== Exercise task ==
Rewrite the data as a numbered list, starting at the line that contains "view-tweet-activity-button[interactable]: View Tweet" and ending at the line that contains "user-handle[interactable]: @editingthreadss [123,65,295,91]", both included. Leave out any blank lines.

== Material shown ==

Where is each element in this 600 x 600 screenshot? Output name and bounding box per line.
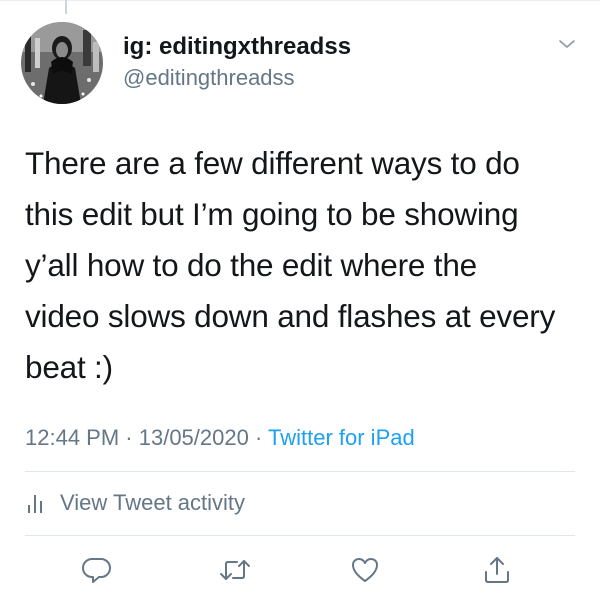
view-tweet-activity-button[interactable]: View Tweet activity [26,489,245,517]
tweet-text-line: this edit but I’m going to be showing [25,196,519,232]
retweet-icon [219,555,251,590]
tweet-metadata: 12:44 PM · 13/05/2020 · Twitter for iPad [25,425,415,451]
tweet-action-bar [0,554,600,590]
bar-chart-icon [26,491,46,515]
tweet-text-line: y’all how to do the edit where the [25,247,477,283]
share-button[interactable] [479,554,515,590]
display-name[interactable]: ig: editingxthreadss [123,33,351,61]
thread-connector-line [65,0,67,14]
tweet-detail: ig: editingxthreadss @editingthreadss Th… [0,0,600,600]
tweet-text-line: video slows down and flashes at every [25,298,556,334]
tweet-date: 13/05/2020 [138,425,249,450]
view-tweet-activity-label: View Tweet activity [60,490,246,515]
heart-icon [350,555,380,590]
avatar-image [21,22,103,104]
tweet-text-line: beat :) [25,349,113,385]
reply-button[interactable] [79,554,115,590]
meta-separator: · [248,425,268,450]
more-options-chevron-down-icon[interactable] [556,36,578,52]
share-icon [482,555,512,590]
divider [25,471,575,472]
tweet-time: 12:44 PM [25,425,120,450]
avatar[interactable] [21,22,103,104]
tweet-text-line: There are a few different ways to do [25,145,520,181]
tweet-source-link[interactable]: Twitter for iPad [268,425,415,450]
retweet-button[interactable] [217,554,253,590]
top-divider [0,0,600,1]
tweet-text: There are a few different ways to do thi… [25,138,585,393]
divider [25,535,575,536]
reply-icon [82,555,112,590]
user-handle[interactable]: @editingthreadss [123,65,295,91]
meta-separator: · [119,425,139,450]
like-button[interactable] [347,554,383,590]
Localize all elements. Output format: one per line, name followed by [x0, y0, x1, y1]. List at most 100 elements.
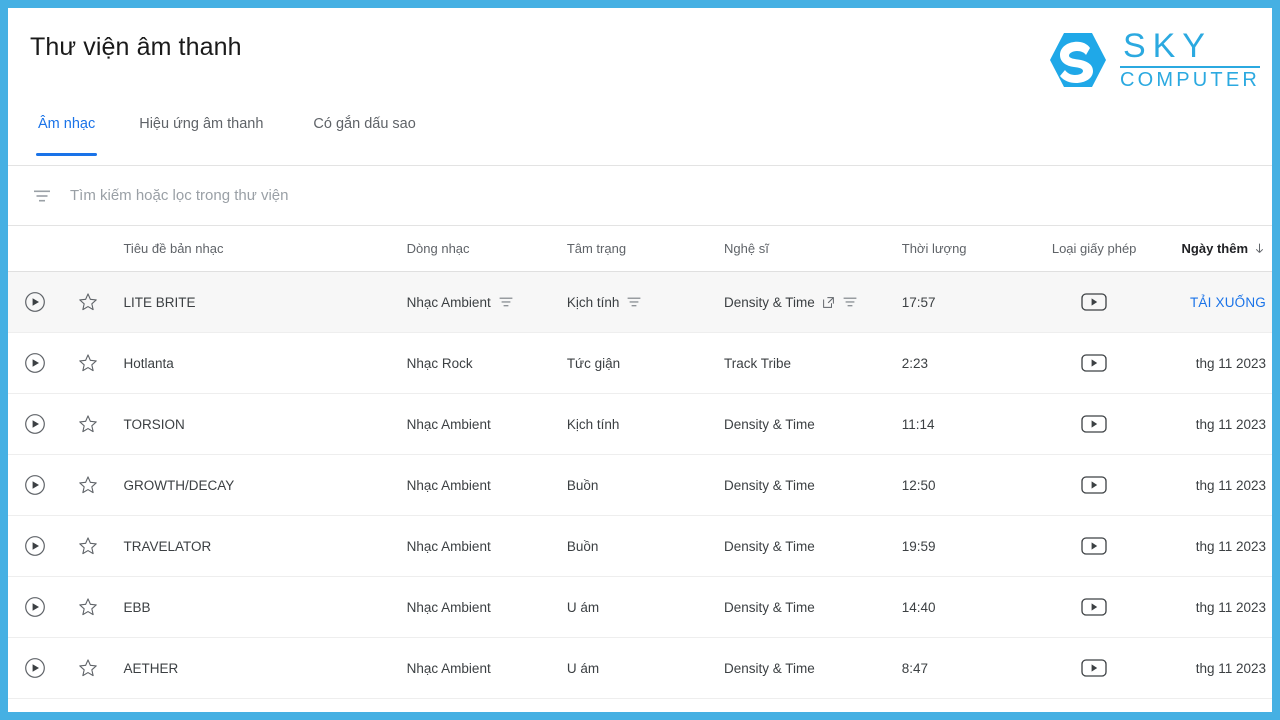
track-duration: 12:50 [901, 477, 936, 493]
play-button[interactable] [8, 413, 63, 435]
track-artist[interactable]: Density & Time [724, 478, 815, 493]
star-outline-icon [79, 537, 97, 555]
filter-list-icon[interactable] [32, 186, 52, 206]
track-artist-cell: Density & Time [724, 416, 902, 432]
star-outline-icon [79, 659, 97, 677]
track-mood[interactable]: Buồn [567, 478, 599, 493]
play-circle-icon [25, 353, 46, 373]
track-genre[interactable]: Nhạc Ambient [407, 539, 491, 554]
track-mood[interactable]: U ám [567, 661, 599, 676]
track-artist-cell: Track Tribe [724, 355, 902, 371]
track-duration: 2:23 [901, 355, 929, 371]
track-duration: 19:59 [901, 538, 936, 554]
table-row[interactable]: TORSION Nhạc Ambient Kịch tính Density &… [8, 394, 1272, 455]
track-genre[interactable]: Nhạc Rock [407, 356, 473, 371]
arrow-down-icon [1255, 243, 1264, 253]
track-genre[interactable]: Nhạc Ambient [407, 600, 491, 615]
track-artist[interactable]: Density & Time [724, 661, 815, 676]
track-mood[interactable]: Kịch tính [567, 295, 620, 310]
audio-library-window: Thư viện âm thanh SKY COMPUTER Âm nhạc H… [8, 8, 1272, 712]
table-row[interactable]: Hotlanta Nhạc Rock Tức giận Track Tribe … [8, 333, 1272, 394]
col-header-license[interactable]: Loại giấy phép [1032, 241, 1157, 256]
license-type-button[interactable] [1032, 597, 1157, 617]
table-row[interactable]: EBB Nhạc Ambient U ám Density & Time 14:… [8, 577, 1272, 638]
table-row[interactable]: AETHER Nhạc Ambient U ám Density & Time … [8, 638, 1272, 699]
track-artist-cell: Density & Time [724, 599, 902, 615]
license-type-button[interactable] [1032, 475, 1157, 495]
track-genre[interactable]: Nhạc Ambient [407, 478, 491, 493]
track-artist[interactable]: Density & Time [724, 539, 815, 554]
track-genre-cell: Nhạc Rock [407, 355, 567, 371]
col-header-date-added[interactable]: Ngày thêm [1157, 241, 1272, 256]
favorite-star-button[interactable] [63, 657, 114, 679]
tab-hieu-ung-am-thanh[interactable]: Hiệu ứng âm thanh [125, 112, 277, 132]
favorite-star-button[interactable] [63, 535, 114, 557]
track-artist-cell: Density & Time [724, 660, 902, 676]
track-artist[interactable]: Track Tribe [724, 356, 791, 371]
play-button[interactable] [8, 596, 63, 618]
youtube-play-icon [1081, 293, 1107, 311]
track-title[interactable]: TORSION [113, 417, 406, 432]
tab-am-nhac[interactable]: Âm nhạc [30, 112, 103, 156]
hexagon-s-icon [1049, 33, 1106, 88]
track-genre[interactable]: Nhạc Ambient [407, 661, 491, 676]
track-date-added: thg 11 2023 [1195, 599, 1267, 615]
table-body: LITE BRITE Nhạc Ambient Kịch tính Densit… [8, 272, 1272, 699]
favorite-star-button[interactable] [63, 413, 114, 435]
play-button[interactable] [8, 657, 63, 679]
col-header-title[interactable]: Tiêu đề bản nhạc [113, 241, 406, 256]
track-genre[interactable]: Nhạc Ambient [407, 295, 491, 310]
filter-genre-icon[interactable] [498, 294, 514, 310]
play-circle-icon [25, 292, 46, 312]
track-artist[interactable]: Density & Time [724, 295, 815, 310]
track-artist-cell: Density & Time [724, 538, 902, 554]
license-type-button[interactable] [1032, 353, 1157, 373]
track-genre[interactable]: Nhạc Ambient [407, 417, 491, 432]
track-mood[interactable]: Buồn [567, 539, 599, 554]
track-mood[interactable]: Tức giận [567, 356, 620, 371]
play-button[interactable] [8, 291, 63, 313]
track-artist[interactable]: Density & Time [724, 600, 815, 615]
track-title[interactable]: EBB [113, 600, 406, 615]
open-in-new-icon[interactable] [821, 295, 836, 310]
track-genre-cell: Nhạc Ambient [407, 599, 567, 615]
license-type-button[interactable] [1032, 292, 1157, 312]
col-header-artist[interactable]: Nghệ sĩ [724, 241, 902, 256]
track-title[interactable]: AETHER [113, 661, 406, 676]
youtube-play-icon [1081, 598, 1107, 616]
col-header-duration[interactable]: Thời lượng [902, 241, 1032, 256]
license-type-button[interactable] [1032, 414, 1157, 434]
table-row[interactable]: GROWTH/DECAY Nhạc Ambient Buồn Density &… [8, 455, 1272, 516]
track-title[interactable]: TRAVELATOR [113, 539, 406, 554]
favorite-star-button[interactable] [63, 474, 114, 496]
favorite-star-button[interactable] [63, 596, 114, 618]
play-button[interactable] [8, 535, 63, 557]
track-genre-cell: Nhạc Ambient [407, 416, 567, 432]
tab-co-gan-dau-sao[interactable]: Có gắn dấu sao [299, 112, 429, 132]
col-header-mood[interactable]: Tâm trạng [567, 241, 724, 256]
favorite-star-button[interactable] [63, 291, 114, 313]
track-title[interactable]: LITE BRITE [113, 295, 406, 310]
license-type-button[interactable] [1032, 536, 1157, 556]
license-type-button[interactable] [1032, 658, 1157, 678]
col-header-date-added-label: Ngày thêm [1181, 241, 1249, 256]
track-title[interactable]: GROWTH/DECAY [113, 478, 406, 493]
table-row[interactable]: TRAVELATOR Nhạc Ambient Buồn Density & T… [8, 516, 1272, 577]
track-artist[interactable]: Density & Time [724, 417, 815, 432]
filter-artist-icon[interactable] [842, 294, 858, 310]
play-circle-icon [25, 658, 46, 678]
filter-mood-icon[interactable] [626, 294, 642, 310]
search-bar [8, 166, 1272, 226]
play-button[interactable] [8, 474, 63, 496]
table-row[interactable]: LITE BRITE Nhạc Ambient Kịch tính Densit… [8, 272, 1272, 333]
favorite-star-button[interactable] [63, 352, 114, 374]
search-input[interactable] [70, 187, 770, 204]
star-outline-icon [79, 598, 97, 616]
page-header: Thư viện âm thanh SKY COMPUTER [8, 8, 1272, 112]
track-title[interactable]: Hotlanta [113, 356, 406, 371]
col-header-genre[interactable]: Dòng nhạc [407, 241, 567, 256]
download-link[interactable]: TẢI XUỐNG [1157, 295, 1272, 310]
play-button[interactable] [8, 352, 63, 374]
track-mood[interactable]: U ám [567, 600, 599, 615]
track-mood[interactable]: Kịch tính [567, 417, 620, 432]
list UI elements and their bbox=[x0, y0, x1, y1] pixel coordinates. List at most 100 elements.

== The reply ==
1. view-tweet-activity-button[interactable]: View Tweet activity [26,489,245,517]
2. tweet-text-line: this edit but I’m going to be showing [25,196,519,232]
3. retweet-icon [219,555,251,590]
4. tweet-metadata: 12:44 PM · 13/05/2020 · Twitter for iPad [25,425,415,451]
5. tweet-action-bar [0,554,600,590]
6. bar-chart-icon [26,491,46,515]
7. tweet-text-line: y’all how to do the edit where the [25,247,477,283]
8. share-button[interactable] [479,554,515,590]
9. display-name[interactable]: ig: editingxthreadss [123,33,351,61]
10. thread-connector-line [65,0,67,14]
11. tweet-detail: ig: editingxthreadss @editingthreadss Th… [0,0,600,600]
12. tweet-text-line: video slows down and flashes at every [25,298,556,334]
13. tweet-date: 13/05/2020 [138,425,249,450]
14. view-tweet-activity-label: View Tweet activity [60,490,246,515]
15. heart-icon [350,555,380,590]
16. avatar-image [21,22,103,104]
17. tweet-text-line: beat :) [25,349,113,385]
18. reply-button[interactable] [79,554,115,590]
19. meta-separator: · [248,425,268,450]
20. more-options-chevron-down-icon[interactable] [556,36,578,52]
21. share-icon [482,555,512,590]
22. divider [25,471,575,472]
23. tweet-time: 12:44 PM [25,425,120,450]
24. avatar[interactable] [21,22,103,104]
25. tweet-text-line: There are a few different ways to do [25,145,520,181]
26. tweet-source-link[interactable]: Twitter for iPad [268,425,415,450]
27. retweet-button[interactable] [217,554,253,590]
28. top-divider [0,0,600,1]
29. tweet-text: There are a few different ways to do thi… [25,138,585,393]
30. divider [25,535,575,536]
31. reply-icon [82,555,112,590]
32. user-handle[interactable]: @editingthreadss [123,65,295,91]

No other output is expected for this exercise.